*Available data*.
◇ ◇ ◇ ◇ ◇

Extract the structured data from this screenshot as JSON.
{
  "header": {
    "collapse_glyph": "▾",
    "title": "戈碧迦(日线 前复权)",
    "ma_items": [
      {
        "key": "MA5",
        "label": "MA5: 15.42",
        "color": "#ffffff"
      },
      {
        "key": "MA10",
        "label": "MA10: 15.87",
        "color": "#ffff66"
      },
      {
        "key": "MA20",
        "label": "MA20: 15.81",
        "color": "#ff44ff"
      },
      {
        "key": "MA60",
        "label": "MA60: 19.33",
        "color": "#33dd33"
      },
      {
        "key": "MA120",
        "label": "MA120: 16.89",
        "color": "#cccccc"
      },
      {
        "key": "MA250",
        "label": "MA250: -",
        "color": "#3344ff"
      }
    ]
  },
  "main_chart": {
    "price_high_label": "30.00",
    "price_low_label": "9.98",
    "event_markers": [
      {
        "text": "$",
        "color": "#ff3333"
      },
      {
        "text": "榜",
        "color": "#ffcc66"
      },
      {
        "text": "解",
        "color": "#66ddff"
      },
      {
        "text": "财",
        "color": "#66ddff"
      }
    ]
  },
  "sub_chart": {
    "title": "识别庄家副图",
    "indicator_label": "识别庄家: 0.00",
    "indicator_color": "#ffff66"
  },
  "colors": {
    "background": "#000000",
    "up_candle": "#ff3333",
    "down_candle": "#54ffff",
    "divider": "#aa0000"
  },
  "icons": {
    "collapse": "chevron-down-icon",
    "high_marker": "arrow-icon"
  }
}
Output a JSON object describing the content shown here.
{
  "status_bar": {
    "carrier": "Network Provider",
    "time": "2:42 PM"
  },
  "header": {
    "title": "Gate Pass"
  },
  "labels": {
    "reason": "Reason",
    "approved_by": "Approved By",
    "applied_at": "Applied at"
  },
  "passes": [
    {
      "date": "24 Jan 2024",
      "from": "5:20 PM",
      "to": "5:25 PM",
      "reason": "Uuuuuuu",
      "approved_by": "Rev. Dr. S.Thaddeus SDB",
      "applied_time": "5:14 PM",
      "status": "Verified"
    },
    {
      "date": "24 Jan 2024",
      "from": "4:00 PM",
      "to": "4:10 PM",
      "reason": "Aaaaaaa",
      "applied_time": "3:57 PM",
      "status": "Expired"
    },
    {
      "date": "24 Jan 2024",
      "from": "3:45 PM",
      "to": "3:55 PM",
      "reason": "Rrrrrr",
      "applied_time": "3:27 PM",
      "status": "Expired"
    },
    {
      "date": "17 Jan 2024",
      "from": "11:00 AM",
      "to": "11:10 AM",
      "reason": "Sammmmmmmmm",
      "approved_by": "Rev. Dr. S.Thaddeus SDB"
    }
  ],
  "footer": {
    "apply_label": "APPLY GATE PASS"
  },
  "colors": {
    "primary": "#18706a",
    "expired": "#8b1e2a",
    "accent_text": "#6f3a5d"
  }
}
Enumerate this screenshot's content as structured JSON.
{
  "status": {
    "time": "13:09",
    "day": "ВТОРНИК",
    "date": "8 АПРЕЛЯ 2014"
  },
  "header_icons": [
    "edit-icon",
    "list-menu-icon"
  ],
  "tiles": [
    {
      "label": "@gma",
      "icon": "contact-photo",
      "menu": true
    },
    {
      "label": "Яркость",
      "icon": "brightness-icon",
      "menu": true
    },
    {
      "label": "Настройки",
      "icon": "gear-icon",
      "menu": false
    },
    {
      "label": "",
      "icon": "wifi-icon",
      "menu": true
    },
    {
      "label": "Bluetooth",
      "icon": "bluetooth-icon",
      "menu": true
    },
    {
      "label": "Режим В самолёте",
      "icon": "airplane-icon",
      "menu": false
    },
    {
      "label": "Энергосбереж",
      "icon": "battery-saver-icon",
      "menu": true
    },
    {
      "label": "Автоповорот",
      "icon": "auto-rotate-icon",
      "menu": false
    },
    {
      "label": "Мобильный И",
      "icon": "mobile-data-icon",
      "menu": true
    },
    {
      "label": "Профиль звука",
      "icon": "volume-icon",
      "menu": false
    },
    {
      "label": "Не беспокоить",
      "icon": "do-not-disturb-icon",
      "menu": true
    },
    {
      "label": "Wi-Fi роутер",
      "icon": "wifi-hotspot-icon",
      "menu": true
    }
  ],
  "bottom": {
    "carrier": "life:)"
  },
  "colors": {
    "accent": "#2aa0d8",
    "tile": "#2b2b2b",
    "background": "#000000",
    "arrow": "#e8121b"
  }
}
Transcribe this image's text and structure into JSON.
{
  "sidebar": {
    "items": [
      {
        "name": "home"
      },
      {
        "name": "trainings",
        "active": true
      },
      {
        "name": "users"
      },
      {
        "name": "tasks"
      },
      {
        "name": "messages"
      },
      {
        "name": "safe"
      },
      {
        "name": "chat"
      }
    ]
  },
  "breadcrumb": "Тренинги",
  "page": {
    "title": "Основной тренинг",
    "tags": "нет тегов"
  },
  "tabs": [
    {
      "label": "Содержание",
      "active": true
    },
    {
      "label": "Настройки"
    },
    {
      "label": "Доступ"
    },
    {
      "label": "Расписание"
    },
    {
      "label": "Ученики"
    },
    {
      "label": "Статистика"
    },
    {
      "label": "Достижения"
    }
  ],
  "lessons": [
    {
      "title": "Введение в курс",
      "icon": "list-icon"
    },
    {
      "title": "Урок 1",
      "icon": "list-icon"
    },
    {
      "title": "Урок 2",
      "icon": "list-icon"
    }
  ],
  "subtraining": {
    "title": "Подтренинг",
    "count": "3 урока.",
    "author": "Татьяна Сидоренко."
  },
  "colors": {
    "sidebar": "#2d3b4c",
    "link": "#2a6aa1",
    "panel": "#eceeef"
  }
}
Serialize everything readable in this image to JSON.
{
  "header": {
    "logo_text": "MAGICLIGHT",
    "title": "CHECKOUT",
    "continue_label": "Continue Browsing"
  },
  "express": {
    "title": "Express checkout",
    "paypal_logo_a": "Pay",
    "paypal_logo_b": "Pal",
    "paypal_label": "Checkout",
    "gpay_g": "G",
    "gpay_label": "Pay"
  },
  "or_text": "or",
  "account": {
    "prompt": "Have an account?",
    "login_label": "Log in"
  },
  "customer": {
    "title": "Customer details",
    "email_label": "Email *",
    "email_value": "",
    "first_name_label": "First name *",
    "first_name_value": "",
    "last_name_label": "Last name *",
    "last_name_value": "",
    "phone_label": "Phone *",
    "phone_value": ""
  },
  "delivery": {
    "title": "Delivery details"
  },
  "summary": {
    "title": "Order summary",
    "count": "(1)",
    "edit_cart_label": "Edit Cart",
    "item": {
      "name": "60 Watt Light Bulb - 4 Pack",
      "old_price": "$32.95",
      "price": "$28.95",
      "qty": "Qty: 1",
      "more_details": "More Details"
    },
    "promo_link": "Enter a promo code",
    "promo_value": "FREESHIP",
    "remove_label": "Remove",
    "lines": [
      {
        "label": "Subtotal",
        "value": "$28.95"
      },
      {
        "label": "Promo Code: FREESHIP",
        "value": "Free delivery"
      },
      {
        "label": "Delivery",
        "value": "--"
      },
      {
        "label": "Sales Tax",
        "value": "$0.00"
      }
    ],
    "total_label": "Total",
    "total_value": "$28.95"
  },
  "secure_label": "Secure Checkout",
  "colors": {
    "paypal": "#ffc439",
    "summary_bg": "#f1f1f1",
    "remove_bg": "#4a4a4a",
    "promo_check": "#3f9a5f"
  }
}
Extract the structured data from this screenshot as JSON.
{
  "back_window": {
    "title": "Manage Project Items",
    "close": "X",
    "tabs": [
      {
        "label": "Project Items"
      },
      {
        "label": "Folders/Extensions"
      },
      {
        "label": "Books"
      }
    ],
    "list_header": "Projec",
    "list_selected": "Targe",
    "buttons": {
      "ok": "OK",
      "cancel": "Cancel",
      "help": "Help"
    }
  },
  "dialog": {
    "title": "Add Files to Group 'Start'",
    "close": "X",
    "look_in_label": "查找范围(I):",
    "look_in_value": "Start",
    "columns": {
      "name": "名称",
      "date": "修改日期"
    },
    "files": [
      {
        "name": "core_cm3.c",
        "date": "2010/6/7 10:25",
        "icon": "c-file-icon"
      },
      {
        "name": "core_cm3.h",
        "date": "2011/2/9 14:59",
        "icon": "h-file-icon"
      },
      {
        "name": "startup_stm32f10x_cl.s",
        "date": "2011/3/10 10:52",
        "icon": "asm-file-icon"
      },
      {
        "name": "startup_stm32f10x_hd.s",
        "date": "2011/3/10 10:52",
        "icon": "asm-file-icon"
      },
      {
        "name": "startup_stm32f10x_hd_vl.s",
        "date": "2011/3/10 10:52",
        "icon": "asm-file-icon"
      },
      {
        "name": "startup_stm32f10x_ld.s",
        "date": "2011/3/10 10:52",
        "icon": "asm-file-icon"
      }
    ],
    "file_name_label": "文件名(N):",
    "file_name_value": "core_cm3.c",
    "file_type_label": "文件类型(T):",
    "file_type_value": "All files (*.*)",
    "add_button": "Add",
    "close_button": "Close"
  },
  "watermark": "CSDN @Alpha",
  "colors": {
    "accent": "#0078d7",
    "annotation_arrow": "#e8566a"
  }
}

◇ ◇ ◇ ◇ ◇

*Set problem*.
Look over the listing. Pull out every line with the string "Project" in it.

*Final result*.
    "title": "Manage Project Items",
        "label": "Project Items"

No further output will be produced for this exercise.